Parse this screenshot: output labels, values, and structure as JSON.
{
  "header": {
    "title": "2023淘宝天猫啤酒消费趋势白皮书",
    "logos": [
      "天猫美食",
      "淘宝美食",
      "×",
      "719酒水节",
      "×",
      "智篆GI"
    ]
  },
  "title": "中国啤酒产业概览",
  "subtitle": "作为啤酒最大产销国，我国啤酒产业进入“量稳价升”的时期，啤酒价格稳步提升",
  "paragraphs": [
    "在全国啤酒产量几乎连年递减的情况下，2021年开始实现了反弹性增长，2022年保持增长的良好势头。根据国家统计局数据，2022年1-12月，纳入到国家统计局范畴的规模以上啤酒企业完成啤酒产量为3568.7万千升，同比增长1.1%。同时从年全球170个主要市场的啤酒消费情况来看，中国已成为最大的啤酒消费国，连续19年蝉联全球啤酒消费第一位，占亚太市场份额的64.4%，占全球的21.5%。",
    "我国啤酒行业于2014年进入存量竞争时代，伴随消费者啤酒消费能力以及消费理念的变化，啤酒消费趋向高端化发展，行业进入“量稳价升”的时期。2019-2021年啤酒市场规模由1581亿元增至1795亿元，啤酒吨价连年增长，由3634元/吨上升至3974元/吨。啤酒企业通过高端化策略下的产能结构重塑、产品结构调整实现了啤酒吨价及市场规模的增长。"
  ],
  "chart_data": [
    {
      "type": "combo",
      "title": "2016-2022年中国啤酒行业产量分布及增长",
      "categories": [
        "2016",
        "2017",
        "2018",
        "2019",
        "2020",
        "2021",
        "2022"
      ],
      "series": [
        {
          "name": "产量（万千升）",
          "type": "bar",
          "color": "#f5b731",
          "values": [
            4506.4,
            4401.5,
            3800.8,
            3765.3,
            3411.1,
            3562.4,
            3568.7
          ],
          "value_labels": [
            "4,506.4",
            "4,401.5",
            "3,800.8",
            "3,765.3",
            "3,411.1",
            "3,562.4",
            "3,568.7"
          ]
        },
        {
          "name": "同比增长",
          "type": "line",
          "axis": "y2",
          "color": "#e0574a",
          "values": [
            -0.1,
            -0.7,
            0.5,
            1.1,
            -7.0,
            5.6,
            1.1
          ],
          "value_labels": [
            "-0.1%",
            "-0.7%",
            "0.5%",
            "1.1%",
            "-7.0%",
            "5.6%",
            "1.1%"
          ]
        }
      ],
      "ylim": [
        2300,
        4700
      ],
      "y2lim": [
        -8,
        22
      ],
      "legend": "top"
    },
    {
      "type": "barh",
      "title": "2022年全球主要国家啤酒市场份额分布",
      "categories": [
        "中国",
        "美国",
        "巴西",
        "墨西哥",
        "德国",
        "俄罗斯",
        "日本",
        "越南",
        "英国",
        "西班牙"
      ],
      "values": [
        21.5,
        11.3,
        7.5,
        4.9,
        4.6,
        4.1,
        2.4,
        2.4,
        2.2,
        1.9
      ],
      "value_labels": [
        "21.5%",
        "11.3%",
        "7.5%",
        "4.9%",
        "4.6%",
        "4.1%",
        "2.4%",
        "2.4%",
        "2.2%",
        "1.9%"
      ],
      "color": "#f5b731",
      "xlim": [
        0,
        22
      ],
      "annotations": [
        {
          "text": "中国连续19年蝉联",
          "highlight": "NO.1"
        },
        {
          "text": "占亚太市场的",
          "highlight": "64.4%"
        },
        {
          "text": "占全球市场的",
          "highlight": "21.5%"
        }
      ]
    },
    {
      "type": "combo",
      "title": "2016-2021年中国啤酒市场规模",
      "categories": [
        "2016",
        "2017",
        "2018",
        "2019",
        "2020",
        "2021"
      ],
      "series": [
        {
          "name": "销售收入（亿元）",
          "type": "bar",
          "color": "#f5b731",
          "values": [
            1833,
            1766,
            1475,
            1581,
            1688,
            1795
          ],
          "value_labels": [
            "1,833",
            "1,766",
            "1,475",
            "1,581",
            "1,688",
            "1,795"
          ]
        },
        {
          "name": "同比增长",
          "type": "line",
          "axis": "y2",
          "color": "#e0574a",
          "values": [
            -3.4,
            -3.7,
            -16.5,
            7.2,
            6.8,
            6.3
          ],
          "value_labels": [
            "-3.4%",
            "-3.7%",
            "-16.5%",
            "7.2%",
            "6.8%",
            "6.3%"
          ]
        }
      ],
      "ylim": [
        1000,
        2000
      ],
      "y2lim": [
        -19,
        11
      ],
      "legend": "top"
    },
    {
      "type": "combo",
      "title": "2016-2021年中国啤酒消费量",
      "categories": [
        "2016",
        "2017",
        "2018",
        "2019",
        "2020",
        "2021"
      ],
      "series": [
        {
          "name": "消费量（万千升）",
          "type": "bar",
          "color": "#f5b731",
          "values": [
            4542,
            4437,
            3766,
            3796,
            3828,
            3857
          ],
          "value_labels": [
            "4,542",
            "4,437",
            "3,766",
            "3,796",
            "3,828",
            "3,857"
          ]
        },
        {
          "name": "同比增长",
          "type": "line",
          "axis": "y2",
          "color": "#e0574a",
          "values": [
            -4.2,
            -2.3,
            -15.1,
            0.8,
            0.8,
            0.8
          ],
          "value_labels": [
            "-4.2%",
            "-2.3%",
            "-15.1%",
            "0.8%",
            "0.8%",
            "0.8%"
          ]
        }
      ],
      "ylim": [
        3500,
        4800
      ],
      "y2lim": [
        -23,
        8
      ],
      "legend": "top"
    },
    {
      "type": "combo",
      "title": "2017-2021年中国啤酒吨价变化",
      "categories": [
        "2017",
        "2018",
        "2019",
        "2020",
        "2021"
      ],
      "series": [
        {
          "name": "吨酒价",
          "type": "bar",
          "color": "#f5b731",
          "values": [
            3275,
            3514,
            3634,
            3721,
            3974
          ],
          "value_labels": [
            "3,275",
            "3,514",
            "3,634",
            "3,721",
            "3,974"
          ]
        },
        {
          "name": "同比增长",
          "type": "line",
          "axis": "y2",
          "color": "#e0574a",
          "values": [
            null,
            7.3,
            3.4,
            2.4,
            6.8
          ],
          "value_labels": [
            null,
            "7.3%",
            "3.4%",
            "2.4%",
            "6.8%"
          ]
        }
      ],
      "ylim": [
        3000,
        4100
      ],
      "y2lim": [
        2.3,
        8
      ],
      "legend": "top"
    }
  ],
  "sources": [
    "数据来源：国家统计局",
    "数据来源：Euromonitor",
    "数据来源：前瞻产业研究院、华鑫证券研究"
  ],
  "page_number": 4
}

* Problem to work on: In the entries above, identify each line that includes the string "text", then copy it.

* Full response:
          "text": "中国连续19年蝉联",
          "text": "占亚太市场的",
          "text": "占全球市场的",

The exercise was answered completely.